(Items listed in a dataset)
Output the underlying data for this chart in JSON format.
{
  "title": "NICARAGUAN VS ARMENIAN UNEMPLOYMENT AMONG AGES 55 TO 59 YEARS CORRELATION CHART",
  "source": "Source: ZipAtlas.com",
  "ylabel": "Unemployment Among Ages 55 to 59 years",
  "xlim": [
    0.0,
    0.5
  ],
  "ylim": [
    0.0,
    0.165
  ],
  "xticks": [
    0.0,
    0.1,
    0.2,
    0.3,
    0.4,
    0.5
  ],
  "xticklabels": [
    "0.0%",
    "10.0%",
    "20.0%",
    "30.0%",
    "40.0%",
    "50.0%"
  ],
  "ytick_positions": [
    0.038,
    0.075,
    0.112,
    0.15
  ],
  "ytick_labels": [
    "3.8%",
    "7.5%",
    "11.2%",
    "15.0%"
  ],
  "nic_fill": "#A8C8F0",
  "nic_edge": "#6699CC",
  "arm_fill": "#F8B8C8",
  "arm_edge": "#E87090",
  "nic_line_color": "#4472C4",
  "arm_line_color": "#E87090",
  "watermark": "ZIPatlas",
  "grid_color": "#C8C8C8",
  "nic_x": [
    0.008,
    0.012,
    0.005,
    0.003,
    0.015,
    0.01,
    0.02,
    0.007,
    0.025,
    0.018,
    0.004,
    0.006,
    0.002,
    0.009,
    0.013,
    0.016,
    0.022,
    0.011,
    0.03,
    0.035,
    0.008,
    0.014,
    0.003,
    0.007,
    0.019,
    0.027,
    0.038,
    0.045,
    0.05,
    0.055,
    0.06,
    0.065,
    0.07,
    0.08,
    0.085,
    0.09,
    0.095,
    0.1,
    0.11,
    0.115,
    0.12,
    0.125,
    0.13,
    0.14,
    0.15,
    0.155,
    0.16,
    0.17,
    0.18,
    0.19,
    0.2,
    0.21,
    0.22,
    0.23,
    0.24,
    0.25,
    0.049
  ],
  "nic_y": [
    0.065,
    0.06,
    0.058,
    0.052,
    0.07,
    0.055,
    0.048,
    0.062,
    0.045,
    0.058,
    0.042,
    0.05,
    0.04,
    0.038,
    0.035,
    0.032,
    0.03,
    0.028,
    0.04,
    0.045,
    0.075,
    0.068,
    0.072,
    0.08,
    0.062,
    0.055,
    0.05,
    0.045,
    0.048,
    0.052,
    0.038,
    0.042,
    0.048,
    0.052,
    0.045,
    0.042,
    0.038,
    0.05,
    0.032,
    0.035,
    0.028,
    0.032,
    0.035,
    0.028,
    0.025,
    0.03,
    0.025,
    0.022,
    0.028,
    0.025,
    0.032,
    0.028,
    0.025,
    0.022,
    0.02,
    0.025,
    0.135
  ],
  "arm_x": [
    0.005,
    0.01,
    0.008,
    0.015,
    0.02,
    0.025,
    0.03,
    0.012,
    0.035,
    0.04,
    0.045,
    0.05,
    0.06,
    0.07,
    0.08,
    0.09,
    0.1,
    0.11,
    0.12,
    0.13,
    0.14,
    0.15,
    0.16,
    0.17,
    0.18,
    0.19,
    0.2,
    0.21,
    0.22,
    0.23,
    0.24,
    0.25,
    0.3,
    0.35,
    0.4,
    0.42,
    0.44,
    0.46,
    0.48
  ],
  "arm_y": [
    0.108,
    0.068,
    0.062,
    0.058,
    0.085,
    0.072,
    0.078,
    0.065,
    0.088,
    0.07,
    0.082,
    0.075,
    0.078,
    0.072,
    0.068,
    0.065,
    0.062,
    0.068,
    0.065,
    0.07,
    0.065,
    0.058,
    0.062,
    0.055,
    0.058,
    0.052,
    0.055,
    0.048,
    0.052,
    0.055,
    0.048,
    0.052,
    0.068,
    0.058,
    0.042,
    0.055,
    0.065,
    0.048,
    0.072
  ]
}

Task — Reproduce the entries above exactly.

The response —
Output the underlying data for this chart in JSON format.
{
  "title": "NICARAGUAN VS ARMENIAN UNEMPLOYMENT AMONG AGES 55 TO 59 YEARS CORRELATION CHART",
  "source": "Source: ZipAtlas.com",
  "ylabel": "Unemployment Among Ages 55 to 59 years",
  "xlim": [
    0.0,
    0.5
  ],
  "ylim": [
    0.0,
    0.165
  ],
  "xticks": [
    0.0,
    0.1,
    0.2,
    0.3,
    0.4,
    0.5
  ],
  "xticklabels": [
    "0.0%",
    "10.0%",
    "20.0%",
    "30.0%",
    "40.0%",
    "50.0%"
  ],
  "ytick_positions": [
    0.038,
    0.075,
    0.112,
    0.15
  ],
  "ytick_labels": [
    "3.8%",
    "7.5%",
    "11.2%",
    "15.0%"
  ],
  "nic_fill": "#A8C8F0",
  "nic_edge": "#6699CC",
  "arm_fill": "#F8B8C8",
  "arm_edge": "#E87090",
  "nic_line_color": "#4472C4",
  "arm_line_color": "#E87090",
  "watermark": "ZIPatlas",
  "grid_color": "#C8C8C8",
  "nic_x": [
    0.008,
    0.012,
    0.005,
    0.003,
    0.015,
    0.01,
    0.02,
    0.007,
    0.025,
    0.018,
    0.004,
    0.006,
    0.002,
    0.009,
    0.013,
    0.016,
    0.022,
    0.011,
    0.03,
    0.035,
    0.008,
    0.014,
    0.003,
    0.007,
    0.019,
    0.027,
    0.038,
    0.045,
    0.05,
    0.055,
    0.06,
    0.065,
    0.07,
    0.08,
    0.085,
    0.09,
    0.095,
    0.1,
    0.11,
    0.115,
    0.12,
    0.125,
    0.13,
    0.14,
    0.15,
    0.155,
    0.16,
    0.17,
    0.18,
    0.19,
    0.2,
    0.21,
    0.22,
    0.23,
    0.24,
    0.25,
    0.049
  ],
  "nic_y": [
    0.065,
    0.06,
    0.058,
    0.052,
    0.07,
    0.055,
    0.048,
    0.062,
    0.045,
    0.058,
    0.042,
    0.05,
    0.04,
    0.038,
    0.035,
    0.032,
    0.03,
    0.028,
    0.04,
    0.045,
    0.075,
    0.068,
    0.072,
    0.08,
    0.062,
    0.055,
    0.05,
    0.045,
    0.048,
    0.052,
    0.038,
    0.042,
    0.048,
    0.052,
    0.045,
    0.042,
    0.038,
    0.05,
    0.032,
    0.035,
    0.028,
    0.032,
    0.035,
    0.028,
    0.025,
    0.03,
    0.025,
    0.022,
    0.028,
    0.025,
    0.032,
    0.028,
    0.025,
    0.022,
    0.02,
    0.025,
    0.135
  ],
  "arm_x": [
    0.005,
    0.01,
    0.008,
    0.015,
    0.02,
    0.025,
    0.03,
    0.012,
    0.035,
    0.04,
    0.045,
    0.05,
    0.06,
    0.07,
    0.08,
    0.09,
    0.1,
    0.11,
    0.12,
    0.13,
    0.14,
    0.15,
    0.16,
    0.17,
    0.18,
    0.19,
    0.2,
    0.21,
    0.22,
    0.23,
    0.24,
    0.25,
    0.3,
    0.35,
    0.4,
    0.42,
    0.44,
    0.46,
    0.48
  ],
  "arm_y": [
    0.108,
    0.068,
    0.062,
    0.058,
    0.085,
    0.072,
    0.078,
    0.065,
    0.088,
    0.07,
    0.082,
    0.075,
    0.078,
    0.072,
    0.068,
    0.065,
    0.062,
    0.068,
    0.065,
    0.07,
    0.065,
    0.058,
    0.062,
    0.055,
    0.058,
    0.052,
    0.055,
    0.048,
    0.052,
    0.055,
    0.048,
    0.052,
    0.068,
    0.058,
    0.042,
    0.055,
    0.065,
    0.048,
    0.072
  ]
}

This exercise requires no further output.